Every line that contains the word "text" should be copied out.
— begin THE RECORDS —
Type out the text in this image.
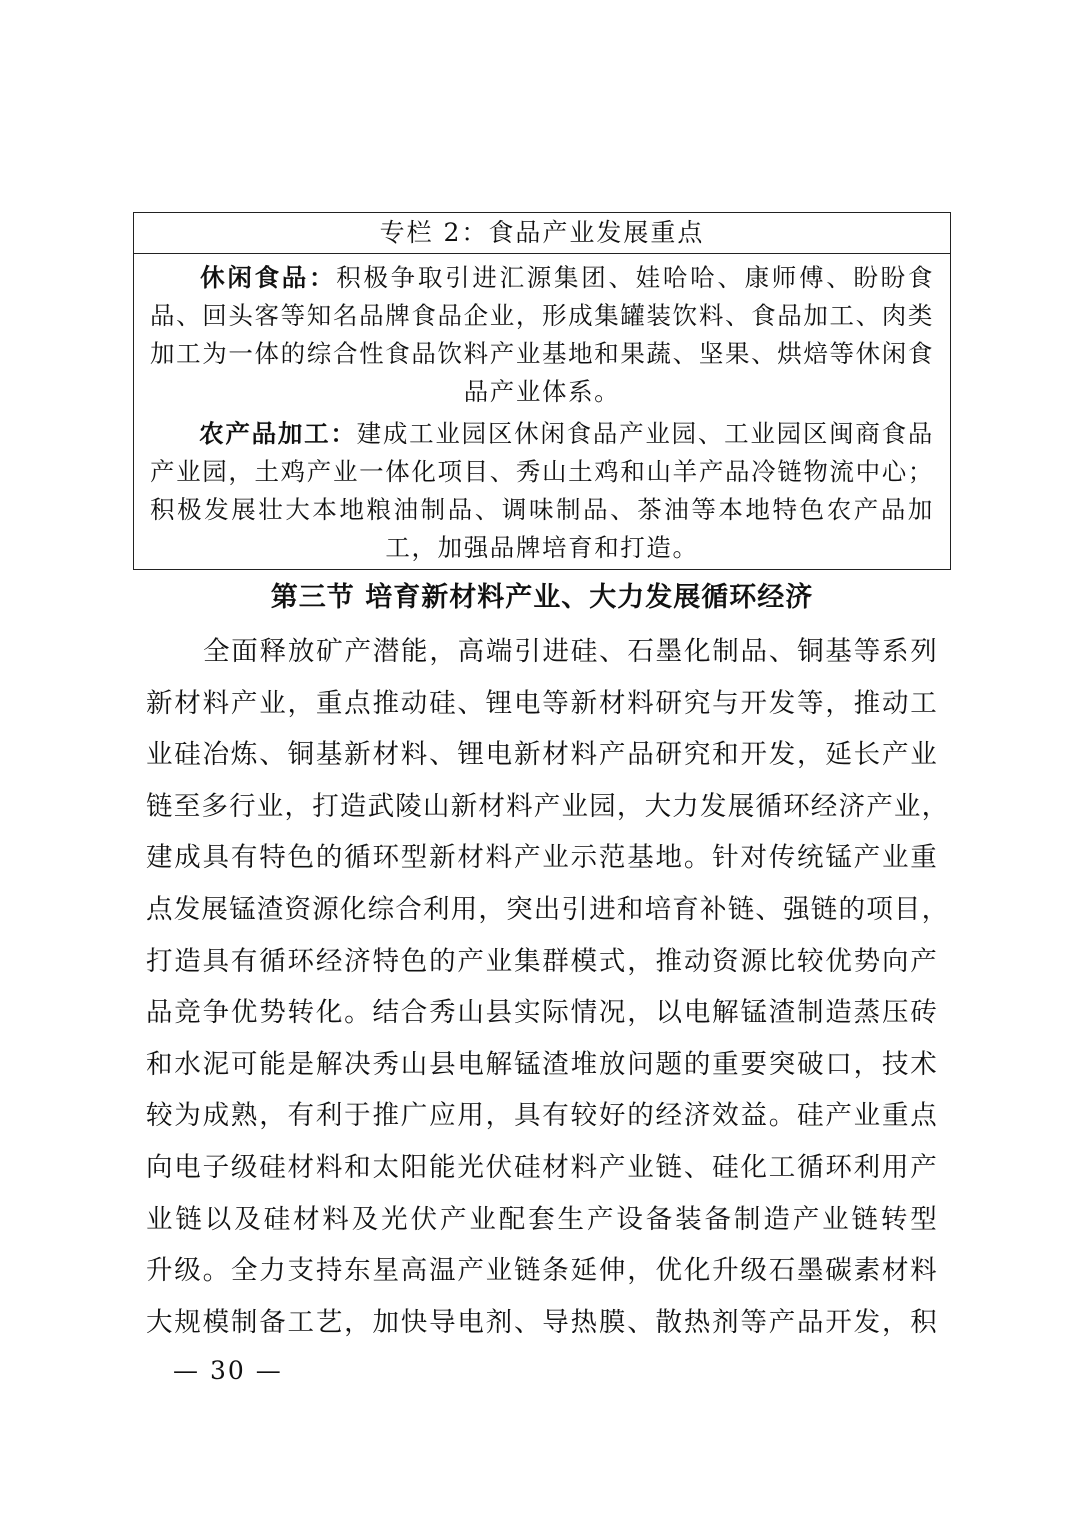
专栏 2：食品产业发展重点
休闲食品：积极争取引进汇源集团、娃哈哈、康师傅、盼盼食品、回头客等知名品牌食品企业，形成集罐装饮料、食品加工、肉类加工为一体的综合性食品饮料产业基地和果蔬、坚果、烘焙等休闲食品产业体系。
农产品加工：建成工业园区休闲食品产业园、工业园区闽商食品产业园，土鸡产业一体化项目、秀山土鸡和山羊产品冷链物流中心；积极发展壮大本地粮油制品、调味制品、茶油等本地特色农产品加工，加强品牌培育和打造。
第三节 培育新材料产业、大力发展循环经济
全面释放矿产潜能，高端引进硅、石墨化制品、铜基等系列
新材料产业，重点推动硅、锂电等新材料研究与开发等，推动工
业硅冶炼、铜基新材料、锂电新材料产品研究和开发，延长产业
链至多行业，打造武陵山新材料产业园，大力发展循环经济产业，
建成具有特色的循环型新材料产业示范基地。针对传统锰产业重
点发展锰渣资源化综合利用，突出引进和培育补链、强链的项目，
打造具有循环经济特色的产业集群模式，推动资源比较优势向产
品竞争优势转化。结合秀山县实际情况，以电解锰渣制造蒸压砖
和水泥可能是解决秀山县电解锰渣堆放问题的重要突破口，技术
较为成熟，有利于推广应用，具有较好的经济效益。硅产业重点
向电子级硅材料和太阳能光伏硅材料产业链、硅化工循环利用产
业链以及硅材料及光伏产业配套生产设备装备制造产业链转型
升级。全力支持东星高温产业链条延伸，优化升级石墨碳素材料
大规模制备工艺，加快导电剂、导热膜、散热剂等产品开发，积
— 30 —
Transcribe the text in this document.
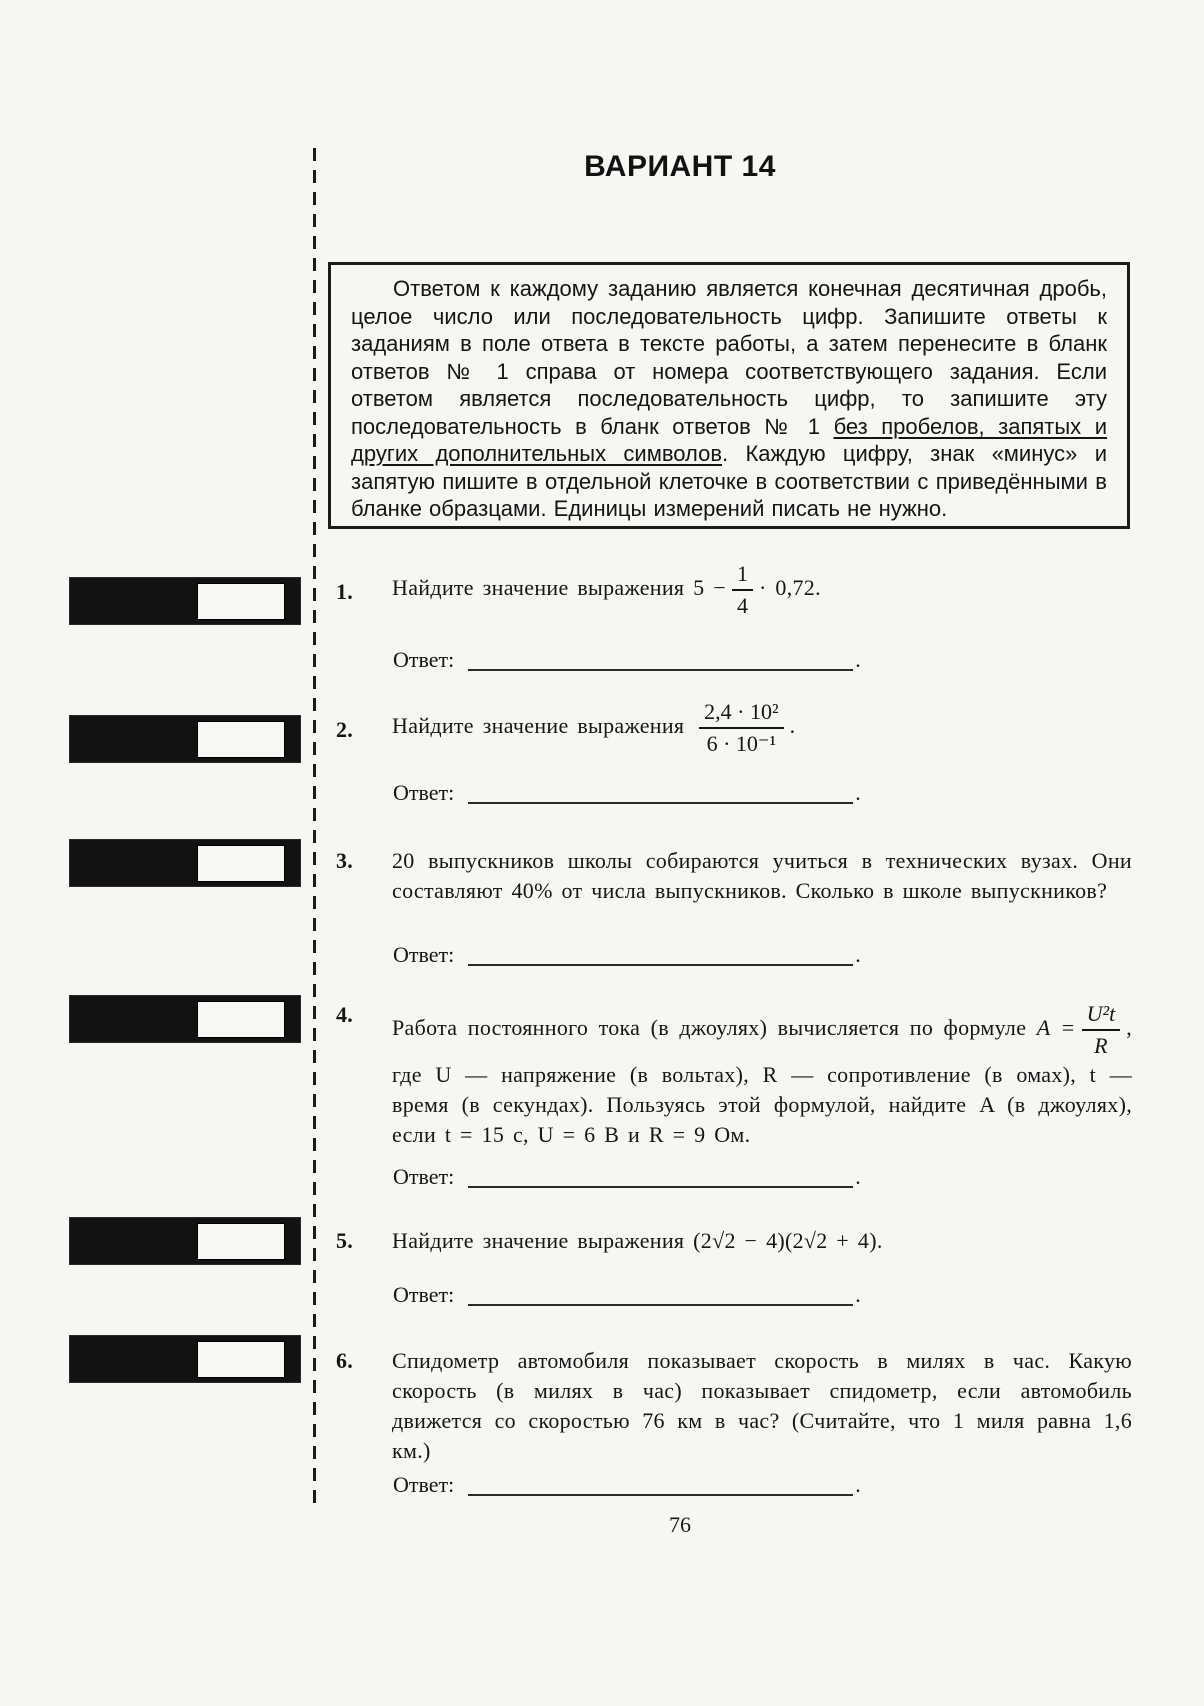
ВАРИАНТ 14

Ответом к каждому заданию является конечная десятичная дробь, целое число или последовательность цифр. Запишите ответы к заданиям в поле ответа в тексте работы, а затем перенесите в бланк ответов № 1 справа от номера соответствующего задания. Если ответом является последовательность цифр, то запишите эту последовательность в бланк ответов № 1 без пробелов, запятых и других дополнительных символов. Каждую цифру, знак «минус» и запятую пишите в отдельной клеточке в соответствии с приведёнными в бланке образцами. Единицы измерений писать не нужно.

1. Найдите значение выражения $5 - \frac{1}{4} \cdot 0,72$.
Ответ:	.
2. Найдите значение выражения $\frac{\text{2,4 · 10²}}{\text{6 · 10⁻¹}}$ .
Ответ:	.
3. 20 выпускников школы собираются учиться в технических вузах. Они составляют 40% от числа выпускников. Сколько в школе выпускников?
Ответ:	.
4.
Работа постоянного тока (в джоулях) вычисляется по формуле $A = \frac{\text{U²t}}{R}$ , где U — напряжение (в вольтах), R — сопротивление (в омах), t — время (в секундах). Пользуясь этой формулой, найдите A (в джоулях), если t = 15 с, U = 6 В и R = 9 Ом.
Ответ:	.
5. Найдите значение выражения (2√2 − 4)(2√2 + 4).
Ответ:	.
6. Спидометр автомобиля показывает скорость в милях в час. Какую скорость (в милях в час) показывает спидометр, если автомобиль движется со скоростью 76 км в час? (Считайте, что 1 миля равна 1,6 км.)
Ответ:	.
76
— end THE RECORDS —
## FINISHED EXERCISE:
Type out the text in this image.
Transcribe the text in this document.
2. Найдите значение выражения $\frac{\text{2,4 · 10²}}{\text{6 · 10⁻¹}}$ .
Работа постоянного тока (в джоулях) вычисляется по формуле $A = \frac{\text{U²t}}{R}$ , где U — напряжение (в вольтах), R — сопротивление (в омах), t — время (в секундах). Пользуясь этой формулой, найдите A (в джоулях), если t = 15 с, U = 6 В и R = 9 Ом.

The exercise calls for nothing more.